Task goal: Only lines containing "foon" are wanted from the data below. Copy those lines.

● ● ● ● ● ● ●

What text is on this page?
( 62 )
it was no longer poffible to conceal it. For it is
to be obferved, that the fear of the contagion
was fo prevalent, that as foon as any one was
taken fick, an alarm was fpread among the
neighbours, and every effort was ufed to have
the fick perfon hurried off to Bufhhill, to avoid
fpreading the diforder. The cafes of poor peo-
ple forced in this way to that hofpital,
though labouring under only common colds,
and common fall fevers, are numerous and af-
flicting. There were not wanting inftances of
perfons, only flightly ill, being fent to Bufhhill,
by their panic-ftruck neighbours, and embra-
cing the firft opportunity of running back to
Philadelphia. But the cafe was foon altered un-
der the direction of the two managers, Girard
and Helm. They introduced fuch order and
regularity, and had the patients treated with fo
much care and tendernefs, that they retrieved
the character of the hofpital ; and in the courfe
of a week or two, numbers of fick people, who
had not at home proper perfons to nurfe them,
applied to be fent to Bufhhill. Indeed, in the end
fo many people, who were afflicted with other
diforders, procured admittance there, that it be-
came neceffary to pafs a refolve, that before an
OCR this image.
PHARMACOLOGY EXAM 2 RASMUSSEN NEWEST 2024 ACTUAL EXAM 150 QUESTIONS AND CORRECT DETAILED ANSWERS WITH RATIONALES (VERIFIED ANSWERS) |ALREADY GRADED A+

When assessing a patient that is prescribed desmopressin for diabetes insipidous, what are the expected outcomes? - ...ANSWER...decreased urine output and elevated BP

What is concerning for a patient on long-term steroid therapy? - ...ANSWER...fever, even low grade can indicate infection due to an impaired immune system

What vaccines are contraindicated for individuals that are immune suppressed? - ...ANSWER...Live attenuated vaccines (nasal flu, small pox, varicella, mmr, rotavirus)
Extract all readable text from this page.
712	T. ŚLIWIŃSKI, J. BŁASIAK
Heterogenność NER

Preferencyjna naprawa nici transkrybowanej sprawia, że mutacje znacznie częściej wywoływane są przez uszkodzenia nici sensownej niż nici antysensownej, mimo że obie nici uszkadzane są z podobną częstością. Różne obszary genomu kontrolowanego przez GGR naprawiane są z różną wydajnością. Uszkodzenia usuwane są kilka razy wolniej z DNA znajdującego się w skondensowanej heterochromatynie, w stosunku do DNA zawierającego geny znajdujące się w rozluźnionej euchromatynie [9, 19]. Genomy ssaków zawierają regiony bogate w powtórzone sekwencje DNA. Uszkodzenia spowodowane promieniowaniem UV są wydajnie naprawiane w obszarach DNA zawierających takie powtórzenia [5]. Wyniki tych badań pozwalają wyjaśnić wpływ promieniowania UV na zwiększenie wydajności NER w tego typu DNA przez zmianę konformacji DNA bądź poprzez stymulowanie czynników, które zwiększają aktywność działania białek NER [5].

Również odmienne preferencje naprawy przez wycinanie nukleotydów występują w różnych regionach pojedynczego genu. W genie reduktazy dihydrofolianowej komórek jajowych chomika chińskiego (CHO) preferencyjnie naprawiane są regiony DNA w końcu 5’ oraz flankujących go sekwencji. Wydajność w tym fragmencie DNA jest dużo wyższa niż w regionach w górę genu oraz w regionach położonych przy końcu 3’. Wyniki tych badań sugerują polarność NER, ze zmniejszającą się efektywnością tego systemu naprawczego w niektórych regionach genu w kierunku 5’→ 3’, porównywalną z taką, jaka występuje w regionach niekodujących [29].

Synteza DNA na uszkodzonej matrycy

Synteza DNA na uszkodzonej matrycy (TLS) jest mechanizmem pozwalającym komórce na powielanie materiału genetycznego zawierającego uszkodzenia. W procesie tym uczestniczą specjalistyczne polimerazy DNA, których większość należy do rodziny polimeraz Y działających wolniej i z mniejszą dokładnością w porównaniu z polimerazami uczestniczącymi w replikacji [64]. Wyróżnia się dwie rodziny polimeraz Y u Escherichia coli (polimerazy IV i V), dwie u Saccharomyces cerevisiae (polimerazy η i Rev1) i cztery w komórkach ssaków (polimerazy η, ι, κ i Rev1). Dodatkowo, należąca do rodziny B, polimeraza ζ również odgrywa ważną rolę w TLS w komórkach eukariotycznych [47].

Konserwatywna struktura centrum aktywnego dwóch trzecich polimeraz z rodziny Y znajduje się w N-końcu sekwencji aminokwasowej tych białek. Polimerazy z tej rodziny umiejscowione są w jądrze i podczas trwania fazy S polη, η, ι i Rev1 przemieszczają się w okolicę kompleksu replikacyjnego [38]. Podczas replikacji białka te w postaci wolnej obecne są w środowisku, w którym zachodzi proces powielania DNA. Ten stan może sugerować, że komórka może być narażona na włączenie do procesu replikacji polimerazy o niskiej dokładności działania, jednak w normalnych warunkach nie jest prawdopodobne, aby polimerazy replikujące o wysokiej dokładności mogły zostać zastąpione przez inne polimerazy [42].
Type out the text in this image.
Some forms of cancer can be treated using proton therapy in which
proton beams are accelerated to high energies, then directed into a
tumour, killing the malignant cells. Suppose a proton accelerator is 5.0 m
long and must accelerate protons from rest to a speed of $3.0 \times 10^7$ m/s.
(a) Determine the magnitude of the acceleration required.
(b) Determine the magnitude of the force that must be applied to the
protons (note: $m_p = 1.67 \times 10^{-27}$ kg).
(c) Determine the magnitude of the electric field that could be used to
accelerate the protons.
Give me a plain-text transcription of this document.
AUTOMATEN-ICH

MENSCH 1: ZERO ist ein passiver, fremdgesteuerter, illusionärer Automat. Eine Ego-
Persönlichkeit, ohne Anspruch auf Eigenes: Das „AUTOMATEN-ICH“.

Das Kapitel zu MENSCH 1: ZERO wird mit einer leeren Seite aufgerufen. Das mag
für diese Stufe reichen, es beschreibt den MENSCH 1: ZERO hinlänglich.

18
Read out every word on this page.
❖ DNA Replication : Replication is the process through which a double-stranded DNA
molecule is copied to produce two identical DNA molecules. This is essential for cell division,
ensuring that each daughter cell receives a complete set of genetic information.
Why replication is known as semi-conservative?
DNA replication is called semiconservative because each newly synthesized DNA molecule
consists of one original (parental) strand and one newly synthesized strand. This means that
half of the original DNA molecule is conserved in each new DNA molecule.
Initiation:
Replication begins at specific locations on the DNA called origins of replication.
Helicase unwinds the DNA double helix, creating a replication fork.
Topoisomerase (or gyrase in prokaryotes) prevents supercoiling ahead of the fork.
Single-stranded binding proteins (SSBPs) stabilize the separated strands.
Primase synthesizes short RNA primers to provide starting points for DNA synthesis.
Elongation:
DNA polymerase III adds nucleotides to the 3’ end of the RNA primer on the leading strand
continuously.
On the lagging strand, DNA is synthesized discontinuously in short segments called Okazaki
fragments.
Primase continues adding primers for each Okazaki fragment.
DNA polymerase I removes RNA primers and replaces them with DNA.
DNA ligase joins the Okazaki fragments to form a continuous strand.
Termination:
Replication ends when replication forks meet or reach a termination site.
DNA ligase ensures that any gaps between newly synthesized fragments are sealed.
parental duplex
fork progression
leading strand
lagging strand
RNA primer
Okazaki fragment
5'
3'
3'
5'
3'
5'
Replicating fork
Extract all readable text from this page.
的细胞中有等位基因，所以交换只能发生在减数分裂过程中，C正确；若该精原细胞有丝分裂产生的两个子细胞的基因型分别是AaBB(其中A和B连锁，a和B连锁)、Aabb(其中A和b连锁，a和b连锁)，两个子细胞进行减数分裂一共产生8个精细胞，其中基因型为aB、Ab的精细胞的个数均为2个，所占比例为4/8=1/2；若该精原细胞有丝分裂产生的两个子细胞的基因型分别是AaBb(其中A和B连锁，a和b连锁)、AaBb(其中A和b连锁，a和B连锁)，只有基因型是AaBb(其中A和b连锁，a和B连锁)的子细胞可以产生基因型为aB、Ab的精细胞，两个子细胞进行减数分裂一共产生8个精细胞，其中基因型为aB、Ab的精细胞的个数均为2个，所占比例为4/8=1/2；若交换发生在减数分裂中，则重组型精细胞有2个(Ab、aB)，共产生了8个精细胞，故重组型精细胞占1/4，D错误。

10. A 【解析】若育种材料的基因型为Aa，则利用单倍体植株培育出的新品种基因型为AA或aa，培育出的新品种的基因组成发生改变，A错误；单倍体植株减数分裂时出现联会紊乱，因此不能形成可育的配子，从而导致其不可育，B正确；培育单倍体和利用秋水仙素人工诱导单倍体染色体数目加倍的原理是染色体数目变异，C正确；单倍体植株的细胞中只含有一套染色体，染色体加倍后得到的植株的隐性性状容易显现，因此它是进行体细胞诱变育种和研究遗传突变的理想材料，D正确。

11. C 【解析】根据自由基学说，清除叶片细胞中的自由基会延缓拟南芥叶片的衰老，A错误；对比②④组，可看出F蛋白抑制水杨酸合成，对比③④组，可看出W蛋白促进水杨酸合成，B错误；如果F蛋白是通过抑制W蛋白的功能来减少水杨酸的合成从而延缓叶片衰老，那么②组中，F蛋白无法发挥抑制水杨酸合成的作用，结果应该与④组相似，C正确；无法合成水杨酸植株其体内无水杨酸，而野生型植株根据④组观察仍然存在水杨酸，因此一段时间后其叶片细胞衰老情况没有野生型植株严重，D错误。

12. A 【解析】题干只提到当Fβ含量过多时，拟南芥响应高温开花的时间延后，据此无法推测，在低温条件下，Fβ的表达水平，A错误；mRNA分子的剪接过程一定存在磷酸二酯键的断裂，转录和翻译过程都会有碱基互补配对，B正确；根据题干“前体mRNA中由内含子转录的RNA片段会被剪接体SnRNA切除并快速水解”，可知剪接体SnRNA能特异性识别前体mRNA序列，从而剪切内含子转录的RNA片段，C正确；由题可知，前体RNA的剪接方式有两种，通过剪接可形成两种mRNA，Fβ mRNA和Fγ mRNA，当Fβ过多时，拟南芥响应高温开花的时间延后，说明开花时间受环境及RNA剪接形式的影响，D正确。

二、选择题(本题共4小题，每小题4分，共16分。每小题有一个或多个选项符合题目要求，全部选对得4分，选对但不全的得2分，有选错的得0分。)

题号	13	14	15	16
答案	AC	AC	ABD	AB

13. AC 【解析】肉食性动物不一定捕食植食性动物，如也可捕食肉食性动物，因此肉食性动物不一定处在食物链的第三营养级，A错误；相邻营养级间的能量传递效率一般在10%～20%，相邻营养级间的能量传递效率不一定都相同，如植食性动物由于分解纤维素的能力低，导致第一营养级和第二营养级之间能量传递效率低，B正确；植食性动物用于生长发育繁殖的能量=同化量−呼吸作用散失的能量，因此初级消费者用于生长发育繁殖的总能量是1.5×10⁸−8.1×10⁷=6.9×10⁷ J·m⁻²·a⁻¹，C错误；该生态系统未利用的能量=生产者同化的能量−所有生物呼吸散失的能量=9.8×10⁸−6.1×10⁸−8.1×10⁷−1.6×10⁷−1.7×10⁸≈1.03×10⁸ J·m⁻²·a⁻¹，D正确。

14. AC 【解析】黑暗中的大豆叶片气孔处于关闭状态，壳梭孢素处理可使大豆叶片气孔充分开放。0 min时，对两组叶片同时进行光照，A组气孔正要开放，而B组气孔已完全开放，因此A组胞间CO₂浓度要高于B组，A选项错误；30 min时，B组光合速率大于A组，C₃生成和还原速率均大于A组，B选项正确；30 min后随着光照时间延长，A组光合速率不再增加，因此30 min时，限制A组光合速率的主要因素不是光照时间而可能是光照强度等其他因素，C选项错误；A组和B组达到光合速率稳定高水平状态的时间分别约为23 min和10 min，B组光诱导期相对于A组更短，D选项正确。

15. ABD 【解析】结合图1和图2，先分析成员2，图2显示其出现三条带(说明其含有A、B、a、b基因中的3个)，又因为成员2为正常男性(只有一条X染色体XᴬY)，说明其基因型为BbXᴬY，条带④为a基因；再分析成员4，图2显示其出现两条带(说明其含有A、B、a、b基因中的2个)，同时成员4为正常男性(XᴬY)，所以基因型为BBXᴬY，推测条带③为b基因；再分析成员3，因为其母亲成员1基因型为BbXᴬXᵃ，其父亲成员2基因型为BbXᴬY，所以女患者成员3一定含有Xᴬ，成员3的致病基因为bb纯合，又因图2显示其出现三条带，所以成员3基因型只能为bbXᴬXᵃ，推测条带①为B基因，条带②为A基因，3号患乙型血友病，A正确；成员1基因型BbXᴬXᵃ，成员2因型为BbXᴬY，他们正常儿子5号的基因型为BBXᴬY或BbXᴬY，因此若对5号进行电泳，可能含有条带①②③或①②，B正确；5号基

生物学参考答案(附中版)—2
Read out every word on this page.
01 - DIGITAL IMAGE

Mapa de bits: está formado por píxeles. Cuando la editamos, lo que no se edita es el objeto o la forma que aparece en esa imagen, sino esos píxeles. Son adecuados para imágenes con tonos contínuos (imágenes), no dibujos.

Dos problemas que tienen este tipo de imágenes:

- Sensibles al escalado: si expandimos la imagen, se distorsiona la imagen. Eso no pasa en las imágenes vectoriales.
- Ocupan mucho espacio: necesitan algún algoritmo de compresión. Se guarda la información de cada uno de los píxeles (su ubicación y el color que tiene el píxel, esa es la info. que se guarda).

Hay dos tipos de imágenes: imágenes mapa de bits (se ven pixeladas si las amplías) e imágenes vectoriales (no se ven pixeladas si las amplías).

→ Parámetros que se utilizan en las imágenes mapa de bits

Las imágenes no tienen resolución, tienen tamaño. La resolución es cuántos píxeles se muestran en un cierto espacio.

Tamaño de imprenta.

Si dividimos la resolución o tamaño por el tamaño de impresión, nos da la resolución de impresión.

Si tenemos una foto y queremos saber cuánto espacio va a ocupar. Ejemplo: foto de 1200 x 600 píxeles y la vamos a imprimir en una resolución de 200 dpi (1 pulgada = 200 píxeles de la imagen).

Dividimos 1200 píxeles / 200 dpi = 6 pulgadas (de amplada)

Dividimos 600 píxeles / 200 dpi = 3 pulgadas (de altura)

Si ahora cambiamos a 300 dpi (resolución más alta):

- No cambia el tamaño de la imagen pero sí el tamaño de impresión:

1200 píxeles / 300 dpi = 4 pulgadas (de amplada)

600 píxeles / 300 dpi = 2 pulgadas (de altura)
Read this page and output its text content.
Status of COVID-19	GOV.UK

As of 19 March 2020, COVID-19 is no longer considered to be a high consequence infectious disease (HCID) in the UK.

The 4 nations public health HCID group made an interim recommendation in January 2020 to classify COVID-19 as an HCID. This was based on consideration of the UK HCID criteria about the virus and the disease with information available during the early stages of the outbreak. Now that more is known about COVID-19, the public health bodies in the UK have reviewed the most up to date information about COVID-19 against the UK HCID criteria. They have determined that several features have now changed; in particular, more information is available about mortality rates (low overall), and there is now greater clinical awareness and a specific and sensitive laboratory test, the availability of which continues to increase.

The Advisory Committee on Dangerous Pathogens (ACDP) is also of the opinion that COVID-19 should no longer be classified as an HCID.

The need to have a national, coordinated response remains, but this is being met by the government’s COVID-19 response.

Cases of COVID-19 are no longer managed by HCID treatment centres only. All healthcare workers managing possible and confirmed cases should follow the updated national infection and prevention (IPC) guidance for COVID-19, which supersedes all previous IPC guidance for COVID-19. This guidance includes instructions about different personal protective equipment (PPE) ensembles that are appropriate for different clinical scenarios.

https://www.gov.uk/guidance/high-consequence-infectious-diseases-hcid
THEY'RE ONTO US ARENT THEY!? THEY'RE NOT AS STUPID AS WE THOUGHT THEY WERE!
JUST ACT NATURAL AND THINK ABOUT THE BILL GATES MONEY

● ● ● ● ● ● ●

Answer space:
was fo prevalent, that as foon as any one was
Philadelphia. But the cafe was foon altered un-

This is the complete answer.